What the exercise asks:
Set down the material below word for word, excluding the pictures.

◆ ◆ ◆ ◆

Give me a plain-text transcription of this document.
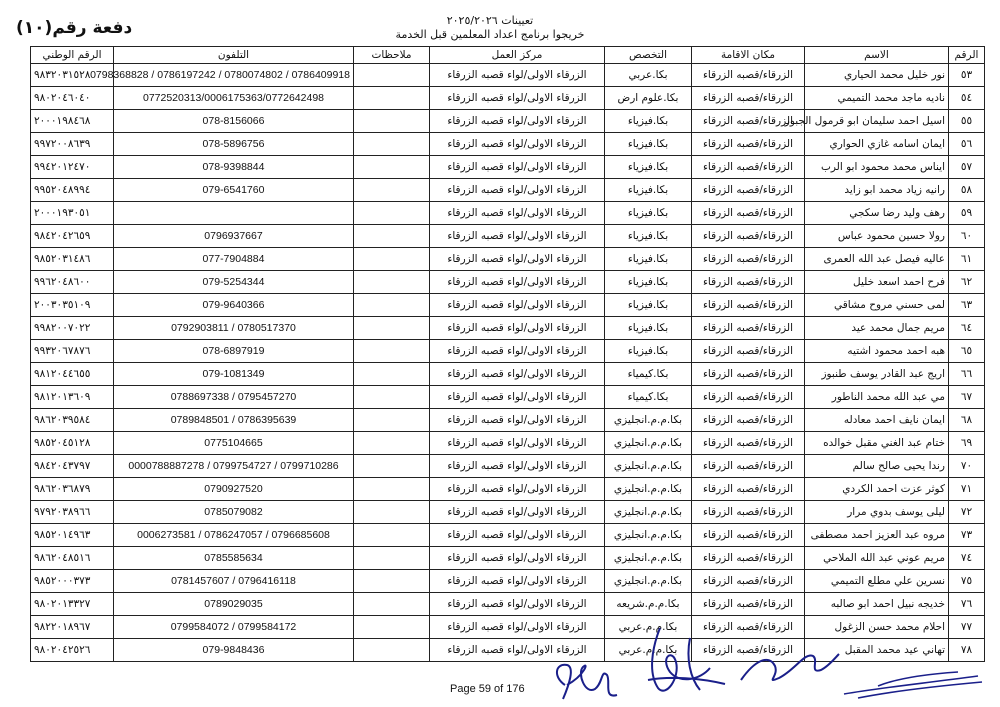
دفعة رقم(١٠)	تعيينات ٢٠٢٥/٢٠٢٦
خريجوا برنامج اعداد المعلمين قبل الخدمة
الرقم	الاسم	مكان الاقامة	التخصص	مركز العمل	ملاحظات	التلفون	الرقم الوطني
٥٣	نور خليل محمد الحياري	الزرقاء/قصبه الزرقاء	بكا.عربي	الزرقاء الاولى/لواء قصبه الزرقاء		0786409918 / 0780074802 / 0786197242 / 0798368828	٩٨٣٢٠٣١٥٢٨
٥٤	ناديه ماجد محمد التميمي	الزرقاء/قصبه الزرقاء	بكا.علوم ارض	الزرقاء الاولى/لواء قصبه الزرقاء		0772520313/0006175363/0772642498	٩٨٠٢٠٤٦٠٤٠
٥٥	اسيل احمد سليمان ابو قرمول الجبور	الزرقاء/قصبه الزرقاء	بكا.فيزياء	الزرقاء الاولى/لواء قصبه الزرقاء		078-8156066	٢٠٠٠١٩٨٤٦٨
٥٦	ايمان اسامه غازي الحواري	الزرقاء/قصبه الزرقاء	بكا.فيزياء	الزرقاء الاولى/لواء قصبه الزرقاء		078-5896756	٩٩٧٢٠٠٨٦٣٩
٥٧	ايناس محمد محمود ابو الرب	الزرقاء/قصبه الزرقاء	بكا.فيزياء	الزرقاء الاولى/لواء قصبه الزرقاء		078-9398844	٩٩٤٢٠١٢٤٧٠
٥٨	رانيه زياد محمد ابو زايد	الزرقاء/قصبه الزرقاء	بكا.فيزياء	الزرقاء الاولى/لواء قصبه الزرقاء		079-6541760	٩٩٥٢٠٤٨٩٩٤
٥٩	رهف وليد رضا سكجي	الزرقاء/قصبه الزرقاء	بكا.فيزياء	الزرقاء الاولى/لواء قصبه الزرقاء			٢٠٠٠١٩٣٠٥١
٦٠	رولا حسين محمود عباس	الزرقاء/قصبه الزرقاء	بكا.فيزياء	الزرقاء الاولى/لواء قصبه الزرقاء		0796937667	٩٨٤٢٠٤٢٦٥٩
٦١	عاليه فيصل عبد الله العمرى	الزرقاء/قصبه الزرقاء	بكا.فيزياء	الزرقاء الاولى/لواء قصبه الزرقاء		077-7904884	٩٨٥٢٠٣١٤٨٦
٦٢	فرح احمد اسعد خليل	الزرقاء/قصبه الزرقاء	بكا.فيزياء	الزرقاء الاولى/لواء قصبه الزرقاء		079-5254344	٩٩٦٢٠٤٨٦٠٠
٦٣	لمى حسني مروح مشاقي	الزرقاء/قصبه الزرقاء	بكا.فيزياء	الزرقاء الاولى/لواء قصبه الزرقاء		079-9640366	٢٠٠٣٠٣٥١٠٩
٦٤	مريم جمال محمد عيد	الزرقاء/قصبه الزرقاء	بكا.فيزياء	الزرقاء الاولى/لواء قصبه الزرقاء		0780517370 / 0792903811	٩٩٨٢٠٠٧٠٢٢
٦٥	هبه احمد محمود اشتيه	الزرقاء/قصبه الزرقاء	بكا.فيزياء	الزرقاء الاولى/لواء قصبه الزرقاء		078-6897919	٩٩٣٢٠٦٧٨٧٦
٦٦	اريج عبد القادر يوسف طنبوز	الزرقاء/قصبه الزرقاء	بكا.كيمياء	الزرقاء الاولى/لواء قصبه الزرقاء		079-1081349	٩٨١٢٠٤٤٦٥٥
٦٧	مي عبد الله محمد الناطور	الزرقاء/قصبه الزرقاء	بكا.كيمياء	الزرقاء الاولى/لواء قصبه الزرقاء		0795457270 / 0788697338	٩٨١٢٠١٣٦٠٩
٦٨	ايمان نايف احمد معادله	الزرقاء/قصبه الزرقاء	بكا.م.م.انجليزي	الزرقاء الاولى/لواء قصبه الزرقاء		0786395639 / 0789848501	٩٨٦٢٠٣٩٥٨٤
٦٩	ختام عبد الغني مقبل خوالده	الزرقاء/قصبه الزرقاء	بكا.م.م.انجليزي	الزرقاء الاولى/لواء قصبه الزرقاء		0775104665	٩٨٥٢٠٤٥١٢٨
٧٠	رندا يحيى صالح سالم	الزرقاء/قصبه الزرقاء	بكا.م.م.انجليزي	الزرقاء الاولى/لواء قصبه الزرقاء		0799710286 / 0799754727 / 0000788887278	٩٨٤٢٠٤٣٧٩٧
٧١	كوثر عزت احمد الكردي	الزرقاء/قصبه الزرقاء	بكا.م.م.انجليزي	الزرقاء الاولى/لواء قصبه الزرقاء		0790927520	٩٨٦٢٠٣٦٨٧٩
٧٢	ليلى يوسف بدوي مرار	الزرقاء/قصبه الزرقاء	بكا.م.م.انجليزي	الزرقاء الاولى/لواء قصبه الزرقاء		0785079082	٩٧٩٢٠٣٨٩٦٦
٧٣	مروه عبد العزيز احمد مصطفى	الزرقاء/قصبه الزرقاء	بكا.م.م.انجليزي	الزرقاء الاولى/لواء قصبه الزرقاء		0796685608 / 0786247057 / 0006273581	٩٨٥٢٠١٤٩٦٣
٧٤	مريم عوني عبد الله الملاحي	الزرقاء/قصبه الزرقاء	بكا.م.م.انجليزي	الزرقاء الاولى/لواء قصبه الزرقاء		0785585634	٩٨٦٢٠٤٨٥١٦
٧٥	نسرين علي مطلع التميمي	الزرقاء/قصبه الزرقاء	بكا.م.م.انجليزي	الزرقاء الاولى/لواء قصبه الزرقاء		0796416118 / 0781457607	٩٨٥٢٠٠٠٣٧٣
٧٦	خديجه نبيل احمد ابو صالبه	الزرقاء/قصبه الزرقاء	بكا.م.م.شريعه	الزرقاء الاولى/لواء قصبه الزرقاء		0789029035	٩٨٠٢٠١٣٣٢٧
٧٧	احلام محمد حسن الزغول	الزرقاء/قصبه الزرقاء	بكا.م.م.عربي	الزرقاء الاولى/لواء قصبه الزرقاء		0799584172 / 0799584072	٩٨٢٢٠١٨٩٦٧
٧٨	تهاني عيد محمد المقبل	الزرقاء/قصبه الزرقاء	بكا.م.م.عربي	الزرقاء الاولى/لواء قصبه الزرقاء		079-9848436	٩٨٠٢٠٤٢٥٢٦
Page 59 of 176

◆ ◆ ◆ ◆

Expected output:
Give me a plain-text transcription of this document.
دفعة رقم(١٠)	تعيينات ٢٠٢٥/٢٠٢٦
خريجوا برنامج اعداد المعلمين قبل الخدمة
الرقم	الاسم	مكان الاقامة	التخصص	مركز العمل	ملاحظات	التلفون	الرقم الوطني
٥٣	نور خليل محمد الحياري	الزرقاء/قصبه الزرقاء	بكا.عربي	الزرقاء الاولى/لواء قصبه الزرقاء		0786409918 / 0780074802 / 0786197242 / 0798368828	٩٨٣٢٠٣١٥٢٨
٥٤	ناديه ماجد محمد التميمي	الزرقاء/قصبه الزرقاء	بكا.علوم ارض	الزرقاء الاولى/لواء قصبه الزرقاء		0772520313/0006175363/0772642498	٩٨٠٢٠٤٦٠٤٠
٥٥	اسيل احمد سليمان ابو قرمول الجبور	الزرقاء/قصبه الزرقاء	بكا.فيزياء	الزرقاء الاولى/لواء قصبه الزرقاء		078-8156066	٢٠٠٠١٩٨٤٦٨
٥٦	ايمان اسامه غازي الحواري	الزرقاء/قصبه الزرقاء	بكا.فيزياء	الزرقاء الاولى/لواء قصبه الزرقاء		078-5896756	٩٩٧٢٠٠٨٦٣٩
٥٧	ايناس محمد محمود ابو الرب	الزرقاء/قصبه الزرقاء	بكا.فيزياء	الزرقاء الاولى/لواء قصبه الزرقاء		078-9398844	٩٩٤٢٠١٢٤٧٠
٥٨	رانيه زياد محمد ابو زايد	الزرقاء/قصبه الزرقاء	بكا.فيزياء	الزرقاء الاولى/لواء قصبه الزرقاء		079-6541760	٩٩٥٢٠٤٨٩٩٤
٥٩	رهف وليد رضا سكجي	الزرقاء/قصبه الزرقاء	بكا.فيزياء	الزرقاء الاولى/لواء قصبه الزرقاء			٢٠٠٠١٩٣٠٥١
٦٠	رولا حسين محمود عباس	الزرقاء/قصبه الزرقاء	بكا.فيزياء	الزرقاء الاولى/لواء قصبه الزرقاء		0796937667	٩٨٤٢٠٤٢٦٥٩
٦١	عاليه فيصل عبد الله العمرى	الزرقاء/قصبه الزرقاء	بكا.فيزياء	الزرقاء الاولى/لواء قصبه الزرقاء		077-7904884	٩٨٥٢٠٣١٤٨٦
٦٢	فرح احمد اسعد خليل	الزرقاء/قصبه الزرقاء	بكا.فيزياء	الزرقاء الاولى/لواء قصبه الزرقاء		079-5254344	٩٩٦٢٠٤٨٦٠٠
٦٣	لمى حسني مروح مشاقي	الزرقاء/قصبه الزرقاء	بكا.فيزياء	الزرقاء الاولى/لواء قصبه الزرقاء		079-9640366	٢٠٠٣٠٣٥١٠٩
٦٤	مريم جمال محمد عيد	الزرقاء/قصبه الزرقاء	بكا.فيزياء	الزرقاء الاولى/لواء قصبه الزرقاء		0780517370 / 0792903811	٩٩٨٢٠٠٧٠٢٢
٦٥	هبه احمد محمود اشتيه	الزرقاء/قصبه الزرقاء	بكا.فيزياء	الزرقاء الاولى/لواء قصبه الزرقاء		078-6897919	٩٩٣٢٠٦٧٨٧٦
٦٦	اريج عبد القادر يوسف طنبوز	الزرقاء/قصبه الزرقاء	بكا.كيمياء	الزرقاء الاولى/لواء قصبه الزرقاء		079-1081349	٩٨١٢٠٤٤٦٥٥
٦٧	مي عبد الله محمد الناطور	الزرقاء/قصبه الزرقاء	بكا.كيمياء	الزرقاء الاولى/لواء قصبه الزرقاء		0795457270 / 0788697338	٩٨١٢٠١٣٦٠٩
٦٨	ايمان نايف احمد معادله	الزرقاء/قصبه الزرقاء	بكا.م.م.انجليزي	الزرقاء الاولى/لواء قصبه الزرقاء		0786395639 / 0789848501	٩٨٦٢٠٣٩٥٨٤
٦٩	ختام عبد الغني مقبل خوالده	الزرقاء/قصبه الزرقاء	بكا.م.م.انجليزي	الزرقاء الاولى/لواء قصبه الزرقاء		0775104665	٩٨٥٢٠٤٥١٢٨
٧٠	رندا يحيى صالح سالم	الزرقاء/قصبه الزرقاء	بكا.م.م.انجليزي	الزرقاء الاولى/لواء قصبه الزرقاء		0799710286 / 0799754727 / 0000788887278	٩٨٤٢٠٤٣٧٩٧
٧١	كوثر عزت احمد الكردي	الزرقاء/قصبه الزرقاء	بكا.م.م.انجليزي	الزرقاء الاولى/لواء قصبه الزرقاء		0790927520	٩٨٦٢٠٣٦٨٧٩
٧٢	ليلى يوسف بدوي مرار	الزرقاء/قصبه الزرقاء	بكا.م.م.انجليزي	الزرقاء الاولى/لواء قصبه الزرقاء		0785079082	٩٧٩٢٠٣٨٩٦٦
٧٣	مروه عبد العزيز احمد مصطفى	الزرقاء/قصبه الزرقاء	بكا.م.م.انجليزي	الزرقاء الاولى/لواء قصبه الزرقاء		0796685608 / 0786247057 / 0006273581	٩٨٥٢٠١٤٩٦٣
٧٤	مريم عوني عبد الله الملاحي	الزرقاء/قصبه الزرقاء	بكا.م.م.انجليزي	الزرقاء الاولى/لواء قصبه الزرقاء		0785585634	٩٨٦٢٠٤٨٥١٦
٧٥	نسرين علي مطلع التميمي	الزرقاء/قصبه الزرقاء	بكا.م.م.انجليزي	الزرقاء الاولى/لواء قصبه الزرقاء		0796416118 / 0781457607	٩٨٥٢٠٠٠٣٧٣
٧٦	خديجه نبيل احمد ابو صالبه	الزرقاء/قصبه الزرقاء	بكا.م.م.شريعه	الزرقاء الاولى/لواء قصبه الزرقاء		0789029035	٩٨٠٢٠١٣٣٢٧
٧٧	احلام محمد حسن الزغول	الزرقاء/قصبه الزرقاء	بكا.م.م.عربي	الزرقاء الاولى/لواء قصبه الزرقاء		0799584172 / 0799584072	٩٨٢٢٠١٨٩٦٧
٧٨	تهاني عيد محمد المقبل	الزرقاء/قصبه الزرقاء	بكا.م.م.عربي	الزرقاء الاولى/لواء قصبه الزرقاء		079-9848436	٩٨٠٢٠٤٢٥٢٦
Page 59 of 176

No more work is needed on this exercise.